**GIVEN EXERCISE**
Repeat each entry as written, dropping any picture you find.

**DATASET EXTRACT**
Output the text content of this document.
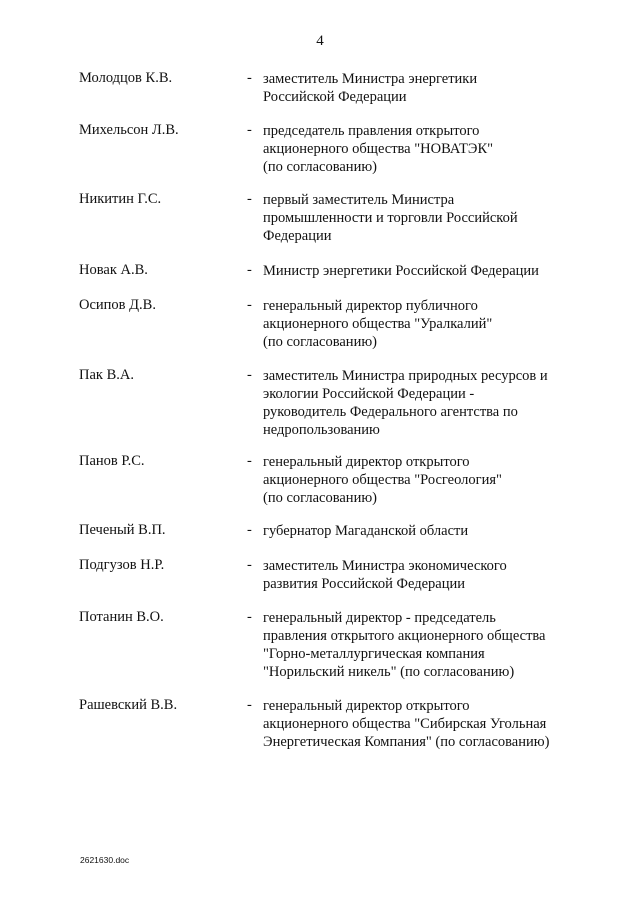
4
Молодцов К.В.	- заместитель Министра энергетики
Российской Федерации
Михельсон Л.В.	- председатель правления открытого
акционерного общества "НОВАТЭК"
(по согласованию)
Никитин Г.С.	- первый заместитель Министра
промышленности и торговли Российской
Федерации
Новак А.В.	- Министр энергетики Российской Федерации
Осипов Д.В.	- генеральный директор публичного
акционерного общества "Уралкалий"
(по согласованию)
Пак В.А.	- заместитель Министра природных ресурсов и
экологии Российской Федерации -
руководитель Федерального агентства по
недропользованию
Панов Р.С.	- генеральный директор открытого
акционерного общества "Росгеология"
(по согласованию)
Печеный В.П.	- губернатор Магаданской области
Подгузов Н.Р.	- заместитель Министра экономического
развития Российской Федерации
Потанин В.О.	- генеральный директор - председатель
правления открытого акционерного общества
"Горно-металлургическая компания
"Норильский никель" (по согласованию)
Рашевский В.В.	- генеральный директор открытого
акционерного общества "Сибирская Угольная
Энергетическая Компания" (по согласованию)
2621630.doc
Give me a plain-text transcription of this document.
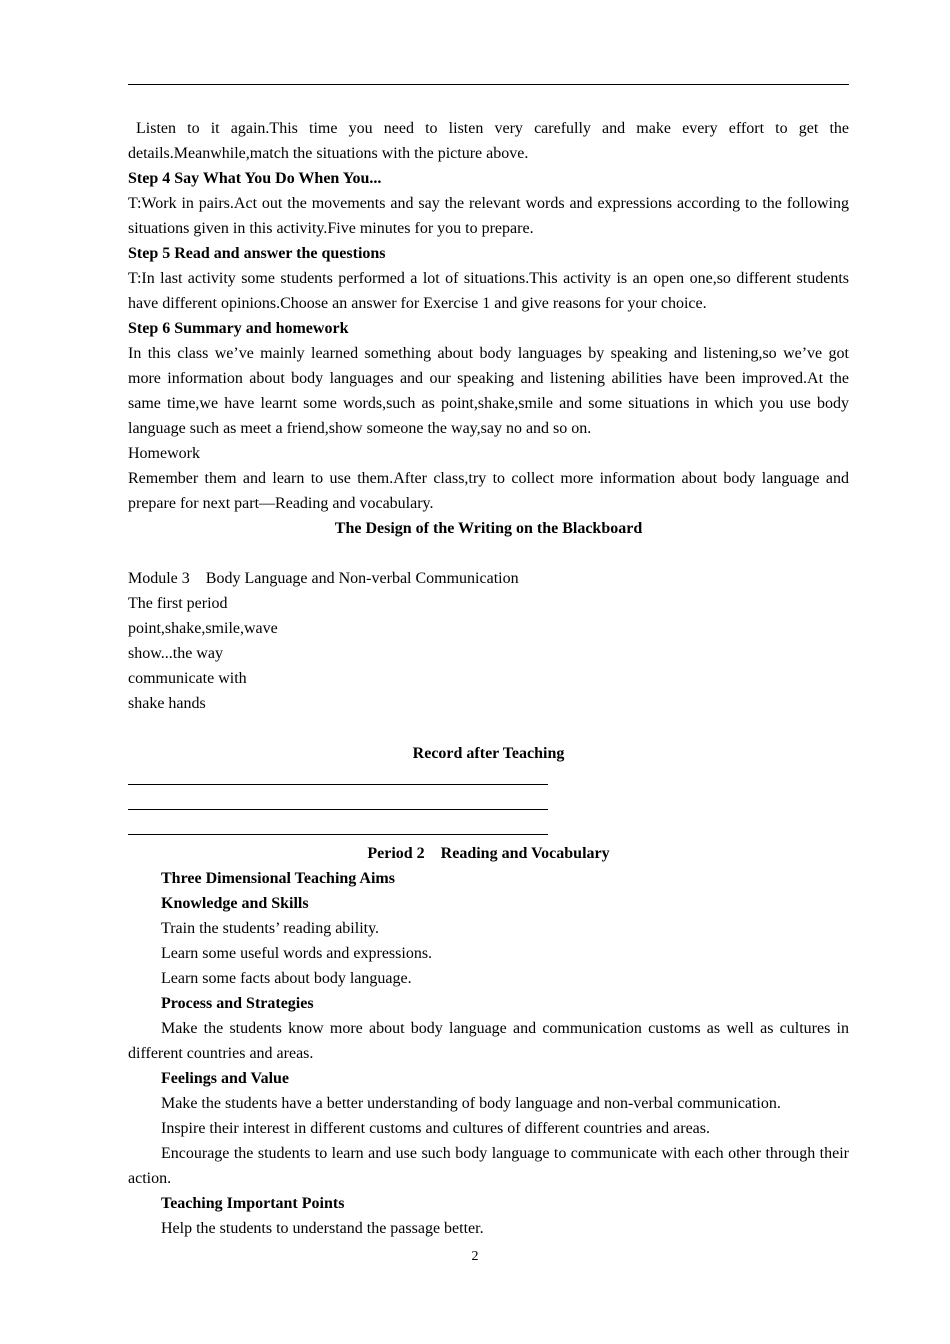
Listen to it again.This time you need to listen very carefully and make every effort to get the details.Meanwhile,match the situations with the picture above.

Step 4 Say What You Do When You...

T:Work in pairs.Act out the movements and say the relevant words and expressions according to the following situations given in this activity.Five minutes for you to prepare.

Step 5 Read and answer the questions

T:In last activity some students performed a lot of situations.This activity is an open one,so different students have different opinions.Choose an answer for Exercise 1 and give reasons for your choice.

Step 6 Summary and homework

In this class we’ve mainly learned something about body languages by speaking and listening,so we’ve got more information about body languages and our speaking and listening abilities have been improved.At the same time,we have learnt some words,such as point,shake,smile and some situations in which you use body language such as meet a friend,show someone the way,say no and so on.

Homework

Remember them and learn to use them.After class,try to collect more information about body language and prepare for next part—Reading and vocabulary.

The Design of the Writing on the Blackboard

Module 3　Body Language and Non-verbal Communication

The first period

point,shake,smile,wave

show...the way

communicate with

shake hands

Record after Teaching

Period 2　Reading and Vocabulary

Three Dimensional Teaching Aims

Knowledge and Skills

Train the students’ reading ability.

Learn some useful words and expressions.

Learn some facts about body language.

Process and Strategies

Make the students know more about body language and communication customs as well as cultures in different countries and areas.

Feelings and Value

Make the students have a better understanding of body language and non-verbal communication.

Inspire their interest in different customs and cultures of different countries and areas.

Encourage the students to learn and use such body language to communicate with each other through their action.

Teaching Important Points

Help the students to understand the passage better.

2
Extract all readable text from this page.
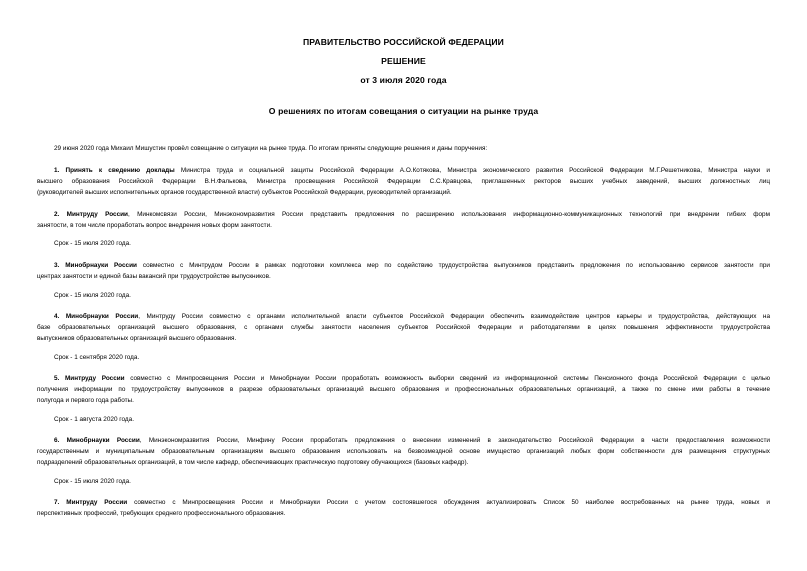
ПРАВИТЕЛЬСТВО РОССИЙСКОЙ ФЕДЕРАЦИИ
РЕШЕНИЕ
от 3 июля 2020 года
О решениях по итогам совещания о ситуации на рынке труда
29 июня 2020 года Михаил Мишустин провёл совещание о ситуации на рынке труда. По итогам приняты следующие решения и даны поручения:
1. Принять к сведению доклады Министра труда и социальной защиты Российской Федерации А.О.Котякова, Министра экономического развития Российской Федерации М.Г.Решетникова, Министра науки и
высшего образования Российской Федерации В.Н.Фалькова, Министра просвещения Российской Федерации С.С.Кравцова, приглашенных ректоров высших учебных заведений, высших должностных лиц
(руководителей высших исполнительных органов государственной власти) субъектов Российской Федерации, руководителей организаций.
2. Минтруду России, Минкомсвязи России, Минэкономразвития России представить предложения по расширению использования информационно-коммуникационных технологий при внедрении гибких форм
занятости, в том числе проработать вопрос внедрения новых форм занятости.
Срок - 15 июля 2020 года.
3. Минобрнауки России совместно с Минтрудом России в рамках подготовки комплекса мер по содействию трудоустройства выпускников представить предложения по использованию сервисов занятости при
центрах занятости и единой базы вакансий при трудоустройстве выпускников.
Срок - 15 июля 2020 года.
4. Минобрнауки России, Минтруду России совместно с органами исполнительной власти субъектов Российской Федерации обеспечить взаимодействие центров карьеры и трудоустройства, действующих на
базе образовательных организаций высшего образования, с органами службы занятости населения субъектов Российской Федерации и работодателями в целях повышения эффективности трудоустройства
выпускников образовательных организаций высшего образования.
Срок - 1 сентября 2020 года.
5. Минтруду России совместно с Минпросвещения России и Минобрнауки России проработать возможность выборки сведений из информационной системы Пенсионного фонда Российской Федерации с целью
получения информации по трудоустройству выпускников в разрезе образовательных организаций высшего образования и профессиональных образовательных организаций, а также по смене ими работы в течение
полугода и первого года работы.
Срок - 1 августа 2020 года.
6. Минобрнауки России, Минэкономразвития России, Минфину России проработать предложения о внесении изменений в законодательство Российской Федерации в части предоставления возможности
государственным и муниципальным образовательным организациям высшего образования использовать на безвозмездной основе имущество организаций любых форм собственности для размещения структурных
подразделений образовательных организаций, в том числе кафедр, обеспечивающих практическую подготовку обучающихся (базовых кафедр).
Срок - 15 июля 2020 года.
7. Минтруду России совместно с Минпросвещения России и Минобрнауки России с учетом состоявшегося обсуждения актуализировать Список 50 наиболее востребованных на рынке труда, новых и
перспективных профессий, требующих среднего профессионального образования.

**FINAL RESULT**
Output the text content of this document.
4
Молодцов К.В.	- заместитель Министра энергетики
Российской Федерации
Михельсон Л.В.	- председатель правления открытого
акционерного общества "НОВАТЭК"
(по согласованию)
Никитин Г.С.	- первый заместитель Министра
промышленности и торговли Российской
Федерации
Новак А.В.	- Министр энергетики Российской Федерации
Осипов Д.В.	- генеральный директор публичного
акционерного общества "Уралкалий"
(по согласованию)
Пак В.А.	- заместитель Министра природных ресурсов и
экологии Российской Федерации -
руководитель Федерального агентства по
недропользованию
Панов Р.С.	- генеральный директор открытого
акционерного общества "Росгеология"
(по согласованию)
Печеный В.П.	- губернатор Магаданской области
Подгузов Н.Р.	- заместитель Министра экономического
развития Российской Федерации
Потанин В.О.	- генеральный директор - председатель
правления открытого акционерного общества
"Горно-металлургическая компания
"Норильский никель" (по согласованию)
Рашевский В.В.	- генеральный директор открытого
акционерного общества "Сибирская Угольная
Энергетическая Компания" (по согласованию)
2621630.doc
Give me a plain-text transcription of this document.
Listen to it again.This time you need to listen very carefully and make every effort to get the details.Meanwhile,match the situations with the picture above.

Step 4 Say What You Do When You...

T:Work in pairs.Act out the movements and say the relevant words and expressions according to the following situations given in this activity.Five minutes for you to prepare.

Step 5 Read and answer the questions

T:In last activity some students performed a lot of situations.This activity is an open one,so different students have different opinions.Choose an answer for Exercise 1 and give reasons for your choice.

Step 6 Summary and homework

In this class we’ve mainly learned something about body languages by speaking and listening,so we’ve got more information about body languages and our speaking and listening abilities have been improved.At the same time,we have learnt some words,such as point,shake,smile and some situations in which you use body language such as meet a friend,show someone the way,say no and so on.

Homework

Remember them and learn to use them.After class,try to collect more information about body language and prepare for next part—Reading and vocabulary.

The Design of the Writing on the Blackboard

Module 3　Body Language and Non-verbal Communication

The first period

point,shake,smile,wave

show...the way

communicate with

shake hands

Record after Teaching

Period 2　Reading and Vocabulary

Three Dimensional Teaching Aims

Knowledge and Skills

Train the students’ reading ability.

Learn some useful words and expressions.

Learn some facts about body language.

Process and Strategies

Make the students know more about body language and communication customs as well as cultures in different countries and areas.

Feelings and Value

Make the students have a better understanding of body language and non-verbal communication.

Inspire their interest in different customs and cultures of different countries and areas.

Encourage the students to learn and use such body language to communicate with each other through their action.

Teaching Important Points

Help the students to understand the passage better.

2
Extract all readable text from this page.
ПРАВИТЕЛЬСТВО РОССИЙСКОЙ ФЕДЕРАЦИИ
РЕШЕНИЕ
от 3 июля 2020 года
О решениях по итогам совещания о ситуации на рынке труда
29 июня 2020 года Михаил Мишустин провёл совещание о ситуации на рынке труда. По итогам приняты следующие решения и даны поручения:
1. Принять к сведению доклады Министра труда и социальной защиты Российской Федерации А.О.Котякова, Министра экономического развития Российской Федерации М.Г.Решетникова, Министра науки и
высшего образования Российской Федерации В.Н.Фалькова, Министра просвещения Российской Федерации С.С.Кравцова, приглашенных ректоров высших учебных заведений, высших должностных лиц
(руководителей высших исполнительных органов государственной власти) субъектов Российской Федерации, руководителей организаций.
2. Минтруду России, Минкомсвязи России, Минэкономразвития России представить предложения по расширению использования информационно-коммуникационных технологий при внедрении гибких форм
занятости, в том числе проработать вопрос внедрения новых форм занятости.
Срок - 15 июля 2020 года.
3. Минобрнауки России совместно с Минтрудом России в рамках подготовки комплекса мер по содействию трудоустройства выпускников представить предложения по использованию сервисов занятости при
центрах занятости и единой базы вакансий при трудоустройстве выпускников.
Срок - 15 июля 2020 года.
4. Минобрнауки России, Минтруду России совместно с органами исполнительной власти субъектов Российской Федерации обеспечить взаимодействие центров карьеры и трудоустройства, действующих на
базе образовательных организаций высшего образования, с органами службы занятости населения субъектов Российской Федерации и работодателями в целях повышения эффективности трудоустройства
выпускников образовательных организаций высшего образования.
Срок - 1 сентября 2020 года.
5. Минтруду России совместно с Минпросвещения России и Минобрнауки России проработать возможность выборки сведений из информационной системы Пенсионного фонда Российской Федерации с целью
получения информации по трудоустройству выпускников в разрезе образовательных организаций высшего образования и профессиональных образовательных организаций, а также по смене ими работы в течение
полугода и первого года работы.
Срок - 1 августа 2020 года.
6. Минобрнауки России, Минэкономразвития России, Минфину России проработать предложения о внесении изменений в законодательство Российской Федерации в части предоставления возможности
государственным и муниципальным образовательным организациям высшего образования использовать на безвозмездной основе имущество организаций любых форм собственности для размещения структурных
подразделений образовательных организаций, в том числе кафедр, обеспечивающих практическую подготовку обучающихся (базовых кафедр).
Срок - 15 июля 2020 года.
7. Минтруду России совместно с Минпросвещения России и Минобрнауки России с учетом состоявшегося обсуждения актуализировать Список 50 наиболее востребованных на рынке труда, новых и
перспективных профессий, требующих среднего профессионального образования.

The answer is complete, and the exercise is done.